* Records *
__________
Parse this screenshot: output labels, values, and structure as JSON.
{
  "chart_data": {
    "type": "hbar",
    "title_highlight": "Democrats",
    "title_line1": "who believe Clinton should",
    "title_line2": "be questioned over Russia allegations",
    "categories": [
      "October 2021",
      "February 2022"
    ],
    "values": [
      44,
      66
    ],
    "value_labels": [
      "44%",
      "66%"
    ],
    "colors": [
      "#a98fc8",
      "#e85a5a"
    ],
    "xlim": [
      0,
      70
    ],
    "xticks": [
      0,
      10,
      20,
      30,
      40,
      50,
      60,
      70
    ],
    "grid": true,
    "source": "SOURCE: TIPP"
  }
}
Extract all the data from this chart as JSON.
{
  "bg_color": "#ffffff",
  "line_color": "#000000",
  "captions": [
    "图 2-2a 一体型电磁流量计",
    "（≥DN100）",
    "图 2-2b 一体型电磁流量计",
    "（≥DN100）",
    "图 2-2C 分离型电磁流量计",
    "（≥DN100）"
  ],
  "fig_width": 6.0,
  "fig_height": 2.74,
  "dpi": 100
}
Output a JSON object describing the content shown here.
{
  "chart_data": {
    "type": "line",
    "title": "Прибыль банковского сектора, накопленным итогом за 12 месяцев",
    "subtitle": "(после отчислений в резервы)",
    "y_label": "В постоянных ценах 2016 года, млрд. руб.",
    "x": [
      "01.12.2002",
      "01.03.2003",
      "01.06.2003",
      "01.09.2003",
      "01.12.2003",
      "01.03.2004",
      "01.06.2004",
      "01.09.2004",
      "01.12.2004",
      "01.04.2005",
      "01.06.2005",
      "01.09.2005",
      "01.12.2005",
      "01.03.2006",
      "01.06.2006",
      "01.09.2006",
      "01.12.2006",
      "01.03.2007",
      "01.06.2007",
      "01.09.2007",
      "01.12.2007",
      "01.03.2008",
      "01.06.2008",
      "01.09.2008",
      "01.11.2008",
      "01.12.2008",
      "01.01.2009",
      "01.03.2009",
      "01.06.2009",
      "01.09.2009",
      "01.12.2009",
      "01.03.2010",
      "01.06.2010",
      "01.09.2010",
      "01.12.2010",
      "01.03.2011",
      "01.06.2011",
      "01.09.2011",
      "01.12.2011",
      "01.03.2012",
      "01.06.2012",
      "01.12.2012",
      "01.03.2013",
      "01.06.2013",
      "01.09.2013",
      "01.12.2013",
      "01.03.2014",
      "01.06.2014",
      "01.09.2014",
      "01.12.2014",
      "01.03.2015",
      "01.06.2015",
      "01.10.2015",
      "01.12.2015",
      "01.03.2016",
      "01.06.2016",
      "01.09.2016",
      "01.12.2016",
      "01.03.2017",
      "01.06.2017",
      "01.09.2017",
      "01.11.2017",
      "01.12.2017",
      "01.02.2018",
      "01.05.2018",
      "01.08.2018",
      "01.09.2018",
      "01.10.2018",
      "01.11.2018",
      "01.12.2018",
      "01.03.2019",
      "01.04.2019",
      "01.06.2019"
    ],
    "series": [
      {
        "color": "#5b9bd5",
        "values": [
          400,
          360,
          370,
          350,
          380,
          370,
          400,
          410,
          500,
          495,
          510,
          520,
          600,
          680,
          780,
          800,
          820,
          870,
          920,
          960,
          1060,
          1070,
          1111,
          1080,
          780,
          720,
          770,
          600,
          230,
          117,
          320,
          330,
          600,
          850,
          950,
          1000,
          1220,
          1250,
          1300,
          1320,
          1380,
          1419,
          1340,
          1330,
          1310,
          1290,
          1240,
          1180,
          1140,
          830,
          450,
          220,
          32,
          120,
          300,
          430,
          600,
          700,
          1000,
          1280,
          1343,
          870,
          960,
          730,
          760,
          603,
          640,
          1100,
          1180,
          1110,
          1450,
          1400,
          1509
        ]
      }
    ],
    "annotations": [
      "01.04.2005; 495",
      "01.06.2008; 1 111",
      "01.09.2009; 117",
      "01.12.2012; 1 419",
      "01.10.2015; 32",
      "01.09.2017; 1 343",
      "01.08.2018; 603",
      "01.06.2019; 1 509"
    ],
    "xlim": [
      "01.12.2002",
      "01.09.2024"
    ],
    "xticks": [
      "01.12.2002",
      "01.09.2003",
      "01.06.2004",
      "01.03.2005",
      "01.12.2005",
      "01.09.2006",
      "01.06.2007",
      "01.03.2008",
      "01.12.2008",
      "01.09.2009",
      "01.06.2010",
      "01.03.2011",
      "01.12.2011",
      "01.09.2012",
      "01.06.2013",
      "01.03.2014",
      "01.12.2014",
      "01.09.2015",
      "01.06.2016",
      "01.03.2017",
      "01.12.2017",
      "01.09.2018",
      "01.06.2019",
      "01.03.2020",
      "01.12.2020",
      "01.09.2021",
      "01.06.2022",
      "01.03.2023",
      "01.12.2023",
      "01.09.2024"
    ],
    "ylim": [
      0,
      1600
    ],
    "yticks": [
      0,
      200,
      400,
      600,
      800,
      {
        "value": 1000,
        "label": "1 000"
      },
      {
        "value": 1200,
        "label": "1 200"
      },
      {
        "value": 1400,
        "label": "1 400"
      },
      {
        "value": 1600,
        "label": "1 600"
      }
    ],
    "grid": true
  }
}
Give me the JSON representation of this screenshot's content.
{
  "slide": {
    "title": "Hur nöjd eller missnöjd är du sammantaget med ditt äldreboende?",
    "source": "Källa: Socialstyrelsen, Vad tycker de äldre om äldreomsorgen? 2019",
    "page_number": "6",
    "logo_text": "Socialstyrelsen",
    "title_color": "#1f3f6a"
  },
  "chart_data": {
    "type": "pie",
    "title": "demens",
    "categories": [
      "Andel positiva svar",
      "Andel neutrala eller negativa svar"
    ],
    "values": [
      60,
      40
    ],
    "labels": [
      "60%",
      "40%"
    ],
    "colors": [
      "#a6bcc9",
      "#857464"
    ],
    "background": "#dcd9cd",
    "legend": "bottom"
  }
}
__________
* Written problem *
Locate the word "eller" in the records and collect each line it appears in.

* Task solution *
    "title": "Hur nöjd eller missnöjd är du sammantaget med ditt äldreboende?",
      "Andel neutrala eller negativa svar"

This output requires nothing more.